### [Selected extract]
■ ■ ■

Anti-intellectualism (Part 1)

by Nov 9, 2020Uncategorized0 comments

Do Ideas Have Consequences?

“Ideas are overrated,” a young friend once said to me. After a moment I asked him, “So you’re telling me that you hold to the idea that ideas are overrated.” Now a little puzzled and a little unsure he responded “Yes?” “So ideas are not overrated but important, for your idea about ideas is important, well at least to you.” NO!… Yes?? He squinted his eyes and his lips became thin. “You may be right but I think ideas are overrated.” “Just as long as we agree that ideas can be dangerous,” I told him. With a shrug he muttered “I guess so.”

The story highlights a common error about ideas: ideas are overrated. This is a common notion in today’s culture. People often do not believe that ideas have power. They say, ‘Beliefs don’t affect human choice. Only what I do really matters. This is how a person can be smart and anti-intellectual. You don’t have to be stupid to be an anti-intellectual. You just have to believe a few bad ideas about the nature and value of knowledge.

■ ■ ■

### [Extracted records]
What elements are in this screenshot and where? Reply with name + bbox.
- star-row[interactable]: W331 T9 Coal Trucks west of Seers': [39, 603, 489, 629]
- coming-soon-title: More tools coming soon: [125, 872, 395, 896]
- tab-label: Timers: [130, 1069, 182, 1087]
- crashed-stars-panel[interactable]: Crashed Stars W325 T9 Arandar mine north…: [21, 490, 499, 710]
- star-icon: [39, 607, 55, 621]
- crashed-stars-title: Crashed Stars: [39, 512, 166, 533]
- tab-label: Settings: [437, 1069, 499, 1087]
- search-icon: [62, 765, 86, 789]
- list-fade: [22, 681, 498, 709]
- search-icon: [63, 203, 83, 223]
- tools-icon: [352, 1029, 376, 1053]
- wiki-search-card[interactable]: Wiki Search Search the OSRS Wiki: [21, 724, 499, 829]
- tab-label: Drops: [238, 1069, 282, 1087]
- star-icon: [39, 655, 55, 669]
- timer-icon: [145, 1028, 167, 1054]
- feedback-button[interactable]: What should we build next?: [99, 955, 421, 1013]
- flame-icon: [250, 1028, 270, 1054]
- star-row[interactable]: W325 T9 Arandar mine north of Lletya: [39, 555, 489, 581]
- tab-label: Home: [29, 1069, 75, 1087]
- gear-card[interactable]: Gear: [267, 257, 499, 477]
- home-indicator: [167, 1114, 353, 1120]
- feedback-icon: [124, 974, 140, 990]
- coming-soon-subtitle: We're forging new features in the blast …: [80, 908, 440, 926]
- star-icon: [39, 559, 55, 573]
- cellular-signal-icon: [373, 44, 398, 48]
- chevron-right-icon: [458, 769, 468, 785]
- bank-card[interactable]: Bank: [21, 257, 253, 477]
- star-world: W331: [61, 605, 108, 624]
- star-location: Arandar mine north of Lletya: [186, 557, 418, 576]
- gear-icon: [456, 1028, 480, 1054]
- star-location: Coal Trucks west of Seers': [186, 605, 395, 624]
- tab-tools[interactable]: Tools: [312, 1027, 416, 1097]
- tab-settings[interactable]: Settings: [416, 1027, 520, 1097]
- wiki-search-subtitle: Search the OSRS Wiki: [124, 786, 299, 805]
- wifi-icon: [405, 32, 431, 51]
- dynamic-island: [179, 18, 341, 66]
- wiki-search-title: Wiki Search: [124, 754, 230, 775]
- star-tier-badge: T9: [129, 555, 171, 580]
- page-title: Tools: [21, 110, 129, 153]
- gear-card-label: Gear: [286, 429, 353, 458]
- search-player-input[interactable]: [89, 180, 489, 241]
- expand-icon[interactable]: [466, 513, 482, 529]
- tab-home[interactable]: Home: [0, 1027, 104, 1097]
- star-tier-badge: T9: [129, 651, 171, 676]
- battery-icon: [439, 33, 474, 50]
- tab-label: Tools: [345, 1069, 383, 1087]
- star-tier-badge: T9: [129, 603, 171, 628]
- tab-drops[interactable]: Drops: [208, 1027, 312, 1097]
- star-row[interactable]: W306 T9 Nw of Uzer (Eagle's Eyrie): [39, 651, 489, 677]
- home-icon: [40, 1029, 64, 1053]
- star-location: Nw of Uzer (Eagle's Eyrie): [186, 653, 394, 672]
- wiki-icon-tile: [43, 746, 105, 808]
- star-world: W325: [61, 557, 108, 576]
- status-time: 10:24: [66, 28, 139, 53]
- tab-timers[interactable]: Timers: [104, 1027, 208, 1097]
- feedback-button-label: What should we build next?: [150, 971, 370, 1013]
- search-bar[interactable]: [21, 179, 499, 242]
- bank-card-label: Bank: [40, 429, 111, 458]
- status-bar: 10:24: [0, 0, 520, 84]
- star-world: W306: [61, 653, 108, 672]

■ ■ ■

### [Task 1]
Return the passage from the post on anti-intellectualism starting with "The story highlights" and going on through "value of knowledge.", copied word for word.
### [Task 2]
Decide whether each statement agrees with the post on anti-intellectualism. Answer yes or no, and quote the deciding words from the post. (a) The young friend claimed that ideas are overrated. (b) The post says that a person must be stupid to be anti-intellectual. (c) The post describes the belief that ideas are overrated as rare in today's culture.
### [Task 3]
Continue the post on anti-intellectualism, beginning after its final sentence.

### [Expected output 1]
The story highlights a common error about ideas: ideas are overrated. This is a common notion in today’s culture. People often do not believe that ideas have power. They say, ‘Beliefs don’t affect human choice. Only what I do really matters. This is how a person can be smart and anti-intellectual. You don’t have to be stupid to be an anti-intellectual. You just have to believe a few bad ideas about the nature and value of knowledge.

### [Expected output 2]
(a) Yes: "“Ideas are overrated,” a young friend once said to me."
(b) No: "You don’t have to be stupid to be an anti-intellectual."
(c) No: "This is a common notion in today’s culture."

### [Expected output 3]
If you don’t believe ideas have power consider the witness of history. Historian Richard Weikart, in his book From Darwin to Hitler, shows the dynamic impact the idea of evolution had on the morality of the great thinkers of Germany, particularly Nazi thinkers. (1) Weikart concludes that “Darwinism played a strategic role not only in the rise of eugenics but also in the rise of euthanasia, infanticide, abortion and racial extermination – all ultimately embraced by the Nazis.”(2) Victor Frankl, a psychologist and Auschwitz survivor, echoed the same sentiment when he wrote.

The gas chambers of Auschwitz were the ultimate consequence of the theory that man is nothing but the product of heredity and environment – or, as the Nazis liked to say, ‘of blood and soil.’ I am absolutely convinced that the gas chambers of Auschwitz, Treblinka, and Maidanek were ultimately prepared not in some ministry or other in Berlin, but rather at the desks and in lecture halls of nihilistic scientists and philosophers. (3)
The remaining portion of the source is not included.